AIM -
Filter this material down to the lines that hold "December", copying each one.

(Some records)
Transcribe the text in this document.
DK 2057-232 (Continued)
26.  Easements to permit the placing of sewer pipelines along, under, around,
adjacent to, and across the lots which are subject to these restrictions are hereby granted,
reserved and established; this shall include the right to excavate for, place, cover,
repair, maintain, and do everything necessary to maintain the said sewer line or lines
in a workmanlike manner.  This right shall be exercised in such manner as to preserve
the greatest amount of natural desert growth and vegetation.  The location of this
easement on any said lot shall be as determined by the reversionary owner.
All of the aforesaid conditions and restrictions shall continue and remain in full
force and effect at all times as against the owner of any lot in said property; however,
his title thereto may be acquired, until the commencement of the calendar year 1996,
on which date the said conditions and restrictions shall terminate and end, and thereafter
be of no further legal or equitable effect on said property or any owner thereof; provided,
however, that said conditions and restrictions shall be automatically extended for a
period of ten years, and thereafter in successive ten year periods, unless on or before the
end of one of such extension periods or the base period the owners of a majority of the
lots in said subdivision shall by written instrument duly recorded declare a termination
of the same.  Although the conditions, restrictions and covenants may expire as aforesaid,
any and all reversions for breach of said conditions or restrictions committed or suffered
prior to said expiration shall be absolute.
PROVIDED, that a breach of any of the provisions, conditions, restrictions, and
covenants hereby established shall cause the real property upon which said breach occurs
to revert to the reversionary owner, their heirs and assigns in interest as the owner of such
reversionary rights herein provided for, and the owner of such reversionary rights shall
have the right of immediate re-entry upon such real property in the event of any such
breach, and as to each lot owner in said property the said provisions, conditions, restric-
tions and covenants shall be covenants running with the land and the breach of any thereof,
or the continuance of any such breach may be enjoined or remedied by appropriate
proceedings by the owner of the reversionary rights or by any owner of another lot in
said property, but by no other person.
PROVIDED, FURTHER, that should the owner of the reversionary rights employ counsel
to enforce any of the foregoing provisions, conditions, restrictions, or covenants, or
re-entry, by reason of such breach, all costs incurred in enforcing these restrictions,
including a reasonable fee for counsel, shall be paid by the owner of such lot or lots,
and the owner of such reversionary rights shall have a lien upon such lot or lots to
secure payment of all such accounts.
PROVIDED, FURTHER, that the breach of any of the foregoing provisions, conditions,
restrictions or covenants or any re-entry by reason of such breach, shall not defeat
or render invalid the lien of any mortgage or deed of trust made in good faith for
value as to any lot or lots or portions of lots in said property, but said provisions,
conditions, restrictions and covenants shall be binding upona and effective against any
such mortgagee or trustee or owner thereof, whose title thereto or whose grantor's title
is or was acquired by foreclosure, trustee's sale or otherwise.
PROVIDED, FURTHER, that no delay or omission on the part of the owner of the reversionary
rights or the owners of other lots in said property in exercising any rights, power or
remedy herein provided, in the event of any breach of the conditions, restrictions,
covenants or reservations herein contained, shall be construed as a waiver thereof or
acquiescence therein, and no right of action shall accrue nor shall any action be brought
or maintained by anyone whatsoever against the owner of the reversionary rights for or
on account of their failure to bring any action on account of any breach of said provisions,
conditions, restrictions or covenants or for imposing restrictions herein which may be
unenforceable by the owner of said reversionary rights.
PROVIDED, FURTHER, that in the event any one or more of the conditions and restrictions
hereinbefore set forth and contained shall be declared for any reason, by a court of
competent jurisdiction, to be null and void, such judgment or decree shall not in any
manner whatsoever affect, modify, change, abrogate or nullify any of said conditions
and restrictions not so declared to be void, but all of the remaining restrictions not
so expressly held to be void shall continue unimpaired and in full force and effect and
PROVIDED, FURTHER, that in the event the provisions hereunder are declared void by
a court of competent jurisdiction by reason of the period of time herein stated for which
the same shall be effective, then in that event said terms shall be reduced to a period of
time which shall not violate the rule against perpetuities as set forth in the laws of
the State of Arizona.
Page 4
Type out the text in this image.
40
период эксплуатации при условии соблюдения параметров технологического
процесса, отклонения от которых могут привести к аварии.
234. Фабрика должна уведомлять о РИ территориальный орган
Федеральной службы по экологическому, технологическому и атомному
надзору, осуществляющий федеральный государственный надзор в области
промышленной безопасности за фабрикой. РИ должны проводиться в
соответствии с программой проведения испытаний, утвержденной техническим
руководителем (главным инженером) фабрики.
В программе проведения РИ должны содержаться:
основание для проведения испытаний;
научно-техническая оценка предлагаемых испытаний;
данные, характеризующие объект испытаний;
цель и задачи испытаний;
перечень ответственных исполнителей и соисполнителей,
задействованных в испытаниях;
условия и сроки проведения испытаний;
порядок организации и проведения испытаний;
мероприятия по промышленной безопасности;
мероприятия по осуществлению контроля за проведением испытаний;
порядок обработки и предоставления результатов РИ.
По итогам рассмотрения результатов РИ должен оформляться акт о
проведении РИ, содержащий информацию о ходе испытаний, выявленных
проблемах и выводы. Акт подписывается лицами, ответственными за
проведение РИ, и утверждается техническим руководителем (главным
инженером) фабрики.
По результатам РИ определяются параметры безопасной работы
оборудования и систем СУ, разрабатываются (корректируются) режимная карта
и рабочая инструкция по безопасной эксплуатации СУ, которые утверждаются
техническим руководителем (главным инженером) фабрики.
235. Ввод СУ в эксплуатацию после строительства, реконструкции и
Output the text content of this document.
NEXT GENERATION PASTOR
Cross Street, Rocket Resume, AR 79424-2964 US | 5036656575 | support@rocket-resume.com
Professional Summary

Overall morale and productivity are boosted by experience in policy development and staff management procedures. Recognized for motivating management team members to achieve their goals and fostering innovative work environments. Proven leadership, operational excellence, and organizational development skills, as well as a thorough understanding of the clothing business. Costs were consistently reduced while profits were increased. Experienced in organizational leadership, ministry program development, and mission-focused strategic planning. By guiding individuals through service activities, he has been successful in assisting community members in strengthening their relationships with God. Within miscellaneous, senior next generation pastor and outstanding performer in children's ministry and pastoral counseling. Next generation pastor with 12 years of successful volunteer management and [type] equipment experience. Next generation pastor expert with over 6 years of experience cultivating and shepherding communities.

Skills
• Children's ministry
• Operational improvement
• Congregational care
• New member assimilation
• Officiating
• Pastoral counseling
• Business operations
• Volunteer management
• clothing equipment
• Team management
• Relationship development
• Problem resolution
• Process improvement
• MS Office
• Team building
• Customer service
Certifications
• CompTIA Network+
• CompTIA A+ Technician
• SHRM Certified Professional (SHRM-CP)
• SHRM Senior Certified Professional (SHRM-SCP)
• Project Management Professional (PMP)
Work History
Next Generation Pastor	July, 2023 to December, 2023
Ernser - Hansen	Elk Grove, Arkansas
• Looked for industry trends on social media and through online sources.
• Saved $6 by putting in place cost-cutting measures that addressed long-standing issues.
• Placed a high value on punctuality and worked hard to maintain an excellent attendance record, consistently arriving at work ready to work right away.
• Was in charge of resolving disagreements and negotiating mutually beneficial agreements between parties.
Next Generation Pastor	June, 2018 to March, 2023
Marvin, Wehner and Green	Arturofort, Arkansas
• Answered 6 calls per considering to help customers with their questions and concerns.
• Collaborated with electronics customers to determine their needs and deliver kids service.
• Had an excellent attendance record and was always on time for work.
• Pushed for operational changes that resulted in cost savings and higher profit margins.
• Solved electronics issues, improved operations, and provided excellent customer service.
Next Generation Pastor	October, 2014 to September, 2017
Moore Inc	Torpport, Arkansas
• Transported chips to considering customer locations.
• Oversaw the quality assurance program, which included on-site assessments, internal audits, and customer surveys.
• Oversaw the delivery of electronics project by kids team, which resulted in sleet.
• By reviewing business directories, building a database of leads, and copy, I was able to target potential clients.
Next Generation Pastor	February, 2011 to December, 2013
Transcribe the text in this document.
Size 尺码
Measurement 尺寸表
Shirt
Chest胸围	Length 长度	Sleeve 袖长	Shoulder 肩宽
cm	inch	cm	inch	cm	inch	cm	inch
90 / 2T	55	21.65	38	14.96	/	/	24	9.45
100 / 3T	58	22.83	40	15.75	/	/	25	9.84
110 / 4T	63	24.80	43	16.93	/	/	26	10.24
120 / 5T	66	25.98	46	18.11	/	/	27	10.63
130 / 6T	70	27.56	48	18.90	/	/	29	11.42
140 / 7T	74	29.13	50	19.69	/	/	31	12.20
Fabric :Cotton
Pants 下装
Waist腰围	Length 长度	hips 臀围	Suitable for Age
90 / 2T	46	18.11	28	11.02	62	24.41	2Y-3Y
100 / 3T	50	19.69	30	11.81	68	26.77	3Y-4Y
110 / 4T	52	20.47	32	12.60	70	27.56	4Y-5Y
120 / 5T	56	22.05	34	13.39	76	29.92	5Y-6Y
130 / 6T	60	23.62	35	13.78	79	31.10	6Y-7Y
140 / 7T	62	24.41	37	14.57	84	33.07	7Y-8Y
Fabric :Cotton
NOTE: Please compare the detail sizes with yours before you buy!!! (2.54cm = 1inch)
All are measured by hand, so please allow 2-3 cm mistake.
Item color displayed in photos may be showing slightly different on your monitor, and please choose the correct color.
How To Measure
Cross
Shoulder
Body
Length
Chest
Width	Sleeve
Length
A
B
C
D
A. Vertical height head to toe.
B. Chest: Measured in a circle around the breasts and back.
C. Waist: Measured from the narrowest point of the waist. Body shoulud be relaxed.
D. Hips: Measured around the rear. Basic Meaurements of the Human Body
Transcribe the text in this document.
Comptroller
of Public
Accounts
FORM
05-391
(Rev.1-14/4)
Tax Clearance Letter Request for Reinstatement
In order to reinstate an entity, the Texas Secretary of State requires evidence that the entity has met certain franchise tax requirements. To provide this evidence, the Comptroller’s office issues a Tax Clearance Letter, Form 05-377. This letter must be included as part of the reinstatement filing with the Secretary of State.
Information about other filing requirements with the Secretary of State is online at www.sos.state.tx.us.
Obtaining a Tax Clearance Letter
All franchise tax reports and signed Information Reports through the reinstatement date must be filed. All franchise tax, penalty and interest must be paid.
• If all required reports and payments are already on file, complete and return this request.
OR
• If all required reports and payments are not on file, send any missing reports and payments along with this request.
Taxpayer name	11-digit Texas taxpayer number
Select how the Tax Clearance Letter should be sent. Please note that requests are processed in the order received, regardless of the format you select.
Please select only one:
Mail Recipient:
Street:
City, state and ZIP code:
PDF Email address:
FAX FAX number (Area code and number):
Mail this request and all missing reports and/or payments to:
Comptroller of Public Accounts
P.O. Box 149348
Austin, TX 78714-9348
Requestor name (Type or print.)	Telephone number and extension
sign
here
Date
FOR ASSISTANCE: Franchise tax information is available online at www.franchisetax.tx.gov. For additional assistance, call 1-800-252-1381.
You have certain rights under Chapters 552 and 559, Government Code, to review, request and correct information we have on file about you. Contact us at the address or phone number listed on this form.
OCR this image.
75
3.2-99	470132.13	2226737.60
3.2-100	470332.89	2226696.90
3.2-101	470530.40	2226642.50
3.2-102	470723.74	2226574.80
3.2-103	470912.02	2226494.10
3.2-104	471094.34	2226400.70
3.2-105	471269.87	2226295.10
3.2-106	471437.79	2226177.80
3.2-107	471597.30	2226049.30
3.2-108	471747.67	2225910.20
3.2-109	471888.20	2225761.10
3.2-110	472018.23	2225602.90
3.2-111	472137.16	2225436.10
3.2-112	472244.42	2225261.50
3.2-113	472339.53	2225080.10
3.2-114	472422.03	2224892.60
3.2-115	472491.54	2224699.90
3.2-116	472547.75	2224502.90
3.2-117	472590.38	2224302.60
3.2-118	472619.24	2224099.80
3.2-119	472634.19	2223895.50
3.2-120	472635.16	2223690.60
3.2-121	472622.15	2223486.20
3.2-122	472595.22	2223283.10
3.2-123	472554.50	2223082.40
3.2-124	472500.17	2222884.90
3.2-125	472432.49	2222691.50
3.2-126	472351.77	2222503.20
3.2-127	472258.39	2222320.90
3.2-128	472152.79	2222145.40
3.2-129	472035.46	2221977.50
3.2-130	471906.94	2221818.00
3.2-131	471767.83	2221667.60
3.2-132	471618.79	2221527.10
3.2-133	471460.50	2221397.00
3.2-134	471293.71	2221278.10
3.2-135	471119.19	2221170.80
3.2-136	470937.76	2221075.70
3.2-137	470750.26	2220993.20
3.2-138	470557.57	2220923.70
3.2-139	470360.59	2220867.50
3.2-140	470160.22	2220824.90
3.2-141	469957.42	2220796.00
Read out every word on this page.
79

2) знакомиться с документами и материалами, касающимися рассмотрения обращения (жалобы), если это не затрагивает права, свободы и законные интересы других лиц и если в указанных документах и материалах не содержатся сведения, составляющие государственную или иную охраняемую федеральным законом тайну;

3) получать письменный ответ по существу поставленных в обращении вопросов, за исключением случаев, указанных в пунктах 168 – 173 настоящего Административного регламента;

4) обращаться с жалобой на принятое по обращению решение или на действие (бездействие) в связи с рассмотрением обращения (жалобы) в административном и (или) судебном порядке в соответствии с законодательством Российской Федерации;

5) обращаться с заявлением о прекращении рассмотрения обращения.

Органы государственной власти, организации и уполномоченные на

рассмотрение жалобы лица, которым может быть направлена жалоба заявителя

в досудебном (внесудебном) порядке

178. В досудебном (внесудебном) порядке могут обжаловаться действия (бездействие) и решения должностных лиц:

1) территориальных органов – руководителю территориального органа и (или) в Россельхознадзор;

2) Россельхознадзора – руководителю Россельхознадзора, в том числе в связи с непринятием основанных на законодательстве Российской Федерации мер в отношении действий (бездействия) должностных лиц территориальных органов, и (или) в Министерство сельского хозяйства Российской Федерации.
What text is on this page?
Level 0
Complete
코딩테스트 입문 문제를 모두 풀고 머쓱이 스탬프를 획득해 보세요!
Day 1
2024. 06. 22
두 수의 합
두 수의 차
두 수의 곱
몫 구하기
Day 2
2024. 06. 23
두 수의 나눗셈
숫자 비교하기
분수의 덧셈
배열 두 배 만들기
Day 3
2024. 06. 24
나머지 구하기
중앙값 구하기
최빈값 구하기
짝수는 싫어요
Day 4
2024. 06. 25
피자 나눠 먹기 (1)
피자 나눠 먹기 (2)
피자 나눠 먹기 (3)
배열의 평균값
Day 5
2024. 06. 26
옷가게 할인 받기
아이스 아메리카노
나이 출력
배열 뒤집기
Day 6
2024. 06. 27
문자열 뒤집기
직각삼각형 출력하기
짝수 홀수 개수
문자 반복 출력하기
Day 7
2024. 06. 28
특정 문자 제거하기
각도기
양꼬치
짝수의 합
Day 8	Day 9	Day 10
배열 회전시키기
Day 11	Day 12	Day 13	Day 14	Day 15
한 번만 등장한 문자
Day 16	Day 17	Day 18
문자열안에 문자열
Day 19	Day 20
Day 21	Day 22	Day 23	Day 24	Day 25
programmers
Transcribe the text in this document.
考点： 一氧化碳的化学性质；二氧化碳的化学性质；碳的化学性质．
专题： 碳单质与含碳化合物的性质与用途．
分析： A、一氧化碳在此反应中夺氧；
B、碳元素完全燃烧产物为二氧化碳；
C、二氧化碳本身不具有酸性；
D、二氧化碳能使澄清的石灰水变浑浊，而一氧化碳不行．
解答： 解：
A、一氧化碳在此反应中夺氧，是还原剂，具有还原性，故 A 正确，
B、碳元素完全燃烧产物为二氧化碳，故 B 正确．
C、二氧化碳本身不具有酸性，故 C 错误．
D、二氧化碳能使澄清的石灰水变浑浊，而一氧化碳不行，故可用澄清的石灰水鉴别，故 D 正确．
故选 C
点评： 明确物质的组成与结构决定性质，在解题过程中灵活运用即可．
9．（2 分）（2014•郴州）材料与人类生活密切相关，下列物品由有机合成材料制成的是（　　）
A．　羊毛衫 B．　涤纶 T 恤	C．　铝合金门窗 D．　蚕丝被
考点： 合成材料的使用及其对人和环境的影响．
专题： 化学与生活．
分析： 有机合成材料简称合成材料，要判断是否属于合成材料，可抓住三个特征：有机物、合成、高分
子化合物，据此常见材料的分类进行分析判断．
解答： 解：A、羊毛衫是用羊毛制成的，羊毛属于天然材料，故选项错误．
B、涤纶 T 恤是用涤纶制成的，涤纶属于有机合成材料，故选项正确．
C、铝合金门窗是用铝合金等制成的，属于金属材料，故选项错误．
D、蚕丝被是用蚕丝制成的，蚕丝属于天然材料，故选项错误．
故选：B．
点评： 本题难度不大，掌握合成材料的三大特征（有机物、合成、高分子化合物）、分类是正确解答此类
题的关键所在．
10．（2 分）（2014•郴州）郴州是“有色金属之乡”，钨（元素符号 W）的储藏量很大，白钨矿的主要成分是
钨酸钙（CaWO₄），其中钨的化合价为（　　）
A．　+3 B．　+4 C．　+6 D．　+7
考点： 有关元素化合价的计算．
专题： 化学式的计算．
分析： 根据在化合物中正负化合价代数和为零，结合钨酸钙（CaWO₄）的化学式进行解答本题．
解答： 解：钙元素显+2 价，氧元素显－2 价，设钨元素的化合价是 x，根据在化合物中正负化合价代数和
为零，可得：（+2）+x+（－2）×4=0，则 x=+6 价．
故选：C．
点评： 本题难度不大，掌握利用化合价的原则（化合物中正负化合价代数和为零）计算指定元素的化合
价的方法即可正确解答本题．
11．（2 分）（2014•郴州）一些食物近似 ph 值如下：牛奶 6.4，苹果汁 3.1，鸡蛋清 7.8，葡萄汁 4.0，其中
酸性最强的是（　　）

TASK RESULT -
Next Generation Pastor	July, 2023 to December, 2023
Next Generation Pastor	February, 2011 to December, 2013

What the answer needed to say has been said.